■ What to do ■
Identify all lines in the data containing the string "Testing". Copy them out.

--- START OF Provided material ---

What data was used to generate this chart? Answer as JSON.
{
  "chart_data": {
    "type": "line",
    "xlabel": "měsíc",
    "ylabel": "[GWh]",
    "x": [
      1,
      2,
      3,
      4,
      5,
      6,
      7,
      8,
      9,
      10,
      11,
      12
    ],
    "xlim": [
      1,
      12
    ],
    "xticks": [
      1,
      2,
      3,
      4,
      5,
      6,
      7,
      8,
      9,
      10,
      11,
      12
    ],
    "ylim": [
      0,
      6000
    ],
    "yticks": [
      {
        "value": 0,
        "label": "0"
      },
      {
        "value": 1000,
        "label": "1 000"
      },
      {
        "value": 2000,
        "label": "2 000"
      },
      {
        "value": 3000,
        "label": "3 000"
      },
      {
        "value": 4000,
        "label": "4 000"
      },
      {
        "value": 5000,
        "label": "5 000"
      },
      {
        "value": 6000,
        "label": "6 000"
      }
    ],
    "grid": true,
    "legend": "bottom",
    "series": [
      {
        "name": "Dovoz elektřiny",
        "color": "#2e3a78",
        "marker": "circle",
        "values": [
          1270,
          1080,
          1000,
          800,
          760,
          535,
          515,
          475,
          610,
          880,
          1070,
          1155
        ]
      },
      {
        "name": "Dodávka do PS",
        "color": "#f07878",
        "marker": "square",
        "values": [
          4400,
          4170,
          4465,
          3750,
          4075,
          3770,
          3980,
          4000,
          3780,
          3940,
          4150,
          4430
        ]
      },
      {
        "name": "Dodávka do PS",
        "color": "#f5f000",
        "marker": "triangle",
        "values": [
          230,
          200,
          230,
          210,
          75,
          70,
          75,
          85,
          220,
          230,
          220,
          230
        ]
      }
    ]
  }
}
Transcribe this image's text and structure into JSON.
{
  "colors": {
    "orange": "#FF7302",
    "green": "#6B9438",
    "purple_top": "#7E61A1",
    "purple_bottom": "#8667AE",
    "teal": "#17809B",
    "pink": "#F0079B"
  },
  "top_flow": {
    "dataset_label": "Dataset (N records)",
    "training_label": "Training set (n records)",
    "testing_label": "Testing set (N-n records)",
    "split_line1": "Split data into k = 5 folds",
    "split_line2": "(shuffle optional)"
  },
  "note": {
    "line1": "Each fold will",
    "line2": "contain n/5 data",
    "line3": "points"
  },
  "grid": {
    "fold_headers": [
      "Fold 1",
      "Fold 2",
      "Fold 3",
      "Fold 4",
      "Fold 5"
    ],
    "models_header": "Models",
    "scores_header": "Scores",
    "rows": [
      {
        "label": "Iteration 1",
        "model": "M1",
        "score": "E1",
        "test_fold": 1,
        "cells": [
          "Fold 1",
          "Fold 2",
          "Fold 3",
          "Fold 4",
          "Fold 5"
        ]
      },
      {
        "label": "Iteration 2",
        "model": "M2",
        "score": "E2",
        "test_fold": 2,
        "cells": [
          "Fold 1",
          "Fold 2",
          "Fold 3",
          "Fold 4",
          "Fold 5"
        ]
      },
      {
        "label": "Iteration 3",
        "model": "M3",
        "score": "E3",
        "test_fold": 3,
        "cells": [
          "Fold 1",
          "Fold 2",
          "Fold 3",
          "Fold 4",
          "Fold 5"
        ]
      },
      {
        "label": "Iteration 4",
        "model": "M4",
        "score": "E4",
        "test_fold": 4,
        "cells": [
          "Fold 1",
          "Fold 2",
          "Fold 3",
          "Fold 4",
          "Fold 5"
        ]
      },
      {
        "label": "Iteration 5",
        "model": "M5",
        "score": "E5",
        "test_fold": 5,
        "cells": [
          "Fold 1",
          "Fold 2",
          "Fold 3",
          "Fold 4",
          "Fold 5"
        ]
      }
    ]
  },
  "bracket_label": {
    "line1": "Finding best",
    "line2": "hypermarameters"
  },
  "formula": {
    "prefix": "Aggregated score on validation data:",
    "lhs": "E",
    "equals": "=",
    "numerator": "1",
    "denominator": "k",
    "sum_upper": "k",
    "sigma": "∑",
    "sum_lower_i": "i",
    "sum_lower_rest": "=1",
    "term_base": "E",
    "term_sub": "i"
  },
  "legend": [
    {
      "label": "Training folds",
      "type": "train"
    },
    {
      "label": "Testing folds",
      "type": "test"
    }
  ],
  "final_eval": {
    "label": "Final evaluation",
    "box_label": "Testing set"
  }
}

--- END OF Provided material ---

■ Result for this exercise ■
    "testing_label": "Testing set (N-n records)",
      "label": "Testing folds",
    "box_label": "Testing set"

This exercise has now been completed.